Transcribe each line exactly.

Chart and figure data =

===

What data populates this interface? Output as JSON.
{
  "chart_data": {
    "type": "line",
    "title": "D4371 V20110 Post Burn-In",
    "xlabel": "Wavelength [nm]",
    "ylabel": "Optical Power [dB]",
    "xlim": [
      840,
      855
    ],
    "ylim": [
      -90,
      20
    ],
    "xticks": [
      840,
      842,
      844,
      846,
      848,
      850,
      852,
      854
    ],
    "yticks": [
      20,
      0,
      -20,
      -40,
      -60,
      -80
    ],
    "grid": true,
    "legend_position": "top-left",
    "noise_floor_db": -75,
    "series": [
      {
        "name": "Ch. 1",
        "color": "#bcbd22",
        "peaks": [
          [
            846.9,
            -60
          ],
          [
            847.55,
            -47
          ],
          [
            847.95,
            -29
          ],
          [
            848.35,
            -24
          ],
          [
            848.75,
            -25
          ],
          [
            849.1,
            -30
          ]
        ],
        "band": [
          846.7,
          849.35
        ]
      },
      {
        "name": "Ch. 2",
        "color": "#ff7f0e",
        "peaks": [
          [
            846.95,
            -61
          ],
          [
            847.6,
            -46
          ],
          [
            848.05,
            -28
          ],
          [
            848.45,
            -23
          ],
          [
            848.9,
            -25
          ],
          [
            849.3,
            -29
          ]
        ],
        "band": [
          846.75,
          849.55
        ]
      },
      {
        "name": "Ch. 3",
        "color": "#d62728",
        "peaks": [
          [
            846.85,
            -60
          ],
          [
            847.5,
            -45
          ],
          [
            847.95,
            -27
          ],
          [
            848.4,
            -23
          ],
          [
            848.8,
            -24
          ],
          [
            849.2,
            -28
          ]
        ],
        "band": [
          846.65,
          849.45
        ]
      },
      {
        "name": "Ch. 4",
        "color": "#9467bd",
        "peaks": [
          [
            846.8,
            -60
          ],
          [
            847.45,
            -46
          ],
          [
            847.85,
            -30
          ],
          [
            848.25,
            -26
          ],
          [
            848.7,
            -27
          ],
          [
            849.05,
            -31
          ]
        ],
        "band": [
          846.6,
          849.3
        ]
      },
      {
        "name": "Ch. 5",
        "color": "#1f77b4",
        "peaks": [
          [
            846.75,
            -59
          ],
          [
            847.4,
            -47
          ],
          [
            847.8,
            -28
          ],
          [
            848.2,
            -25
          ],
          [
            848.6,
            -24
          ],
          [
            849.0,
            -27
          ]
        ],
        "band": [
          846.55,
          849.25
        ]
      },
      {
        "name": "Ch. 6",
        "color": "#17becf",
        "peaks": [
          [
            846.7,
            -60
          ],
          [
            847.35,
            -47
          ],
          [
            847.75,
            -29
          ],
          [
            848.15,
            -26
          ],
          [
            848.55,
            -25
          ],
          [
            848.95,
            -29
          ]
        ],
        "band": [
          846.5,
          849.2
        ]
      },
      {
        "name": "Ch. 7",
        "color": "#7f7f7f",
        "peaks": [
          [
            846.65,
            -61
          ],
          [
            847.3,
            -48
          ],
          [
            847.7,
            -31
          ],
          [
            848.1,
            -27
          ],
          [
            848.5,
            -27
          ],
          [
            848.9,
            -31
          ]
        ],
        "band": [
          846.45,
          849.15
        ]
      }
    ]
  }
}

===

ANSWER TO THIS EXERCISE =
What data populates this interface? Output as JSON.
{
  "chart_data": {
    "type": "line",
    "title": "D4371 V20110 Post Burn-In",
    "xlabel": "Wavelength [nm]",
    "ylabel": "Optical Power [dB]",
    "xlim": [
      840,
      855
    ],
    "ylim": [
      -90,
      20
    ],
    "xticks": [
      840,
      842,
      844,
      846,
      848,
      850,
      852,
      854
    ],
    "yticks": [
      20,
      0,
      -20,
      -40,
      -60,
      -80
    ],
    "grid": true,
    "legend_position": "top-left",
    "noise_floor_db": -75,
    "series": [
      {
        "name": "Ch. 1",
        "color": "#bcbd22",
        "peaks": [
          [
            846.9,
            -60
          ],
          [
            847.55,
            -47
          ],
          [
            847.95,
            -29
          ],
          [
            848.35,
            -24
          ],
          [
            848.75,
            -25
          ],
          [
            849.1,
            -30
          ]
        ],
        "band": [
          846.7,
          849.35
        ]
      },
      {
        "name": "Ch. 2",
        "color": "#ff7f0e",
        "peaks": [
          [
            846.95,
            -61
          ],
          [
            847.6,
            -46
          ],
          [
            848.05,
            -28
          ],
          [
            848.45,
            -23
          ],
          [
            848.9,
            -25
          ],
          [
            849.3,
            -29
          ]
        ],
        "band": [
          846.75,
          849.55
        ]
      },
      {
        "name": "Ch. 3",
        "color": "#d62728",
        "peaks": [
          [
            846.85,
            -60
          ],
          [
            847.5,
            -45
          ],
          [
            847.95,
            -27
          ],
          [
            848.4,
            -23
          ],
          [
            848.8,
            -24
          ],
          [
            849.2,
            -28
          ]
        ],
        "band": [
          846.65,
          849.45
        ]
      },
      {
        "name": "Ch. 4",
        "color": "#9467bd",
        "peaks": [
          [
            846.8,
            -60
          ],
          [
            847.45,
            -46
          ],
          [
            847.85,
            -30
          ],
          [
            848.25,
            -26
          ],
          [
            848.7,
            -27
          ],
          [
            849.05,
            -31
          ]
        ],
        "band": [
          846.6,
          849.3
        ]
      },
      {
        "name": "Ch. 5",
        "color": "#1f77b4",
        "peaks": [
          [
            846.75,
            -59
          ],
          [
            847.4,
            -47
          ],
          [
            847.8,
            -28
          ],
          [
            848.2,
            -25
          ],
          [
            848.6,
            -24
          ],
          [
            849.0,
            -27
          ]
        ],
        "band": [
          846.55,
          849.25
        ]
      },
      {
        "name": "Ch. 6",
        "color": "#17becf",
        "peaks": [
          [
            846.7,
            -60
          ],
          [
            847.35,
            -47
          ],
          [
            847.75,
            -29
          ],
          [
            848.15,
            -26
          ],
          [
            848.55,
            -25
          ],
          [
            848.95,
            -29
          ]
        ],
        "band": [
          846.5,
          849.2
        ]
      },
      {
        "name": "Ch. 7",
        "color": "#7f7f7f",
        "peaks": [
          [
            846.65,
            -61
          ],
          [
            847.3,
            -48
          ],
          [
            847.7,
            -31
          ],
          [
            848.1,
            -27
          ],
          [
            848.5,
            -27
          ],
          [
            848.9,
            -31
          ]
        ],
        "band": [
          846.45,
          849.15
        ]
      }
    ]
  }
}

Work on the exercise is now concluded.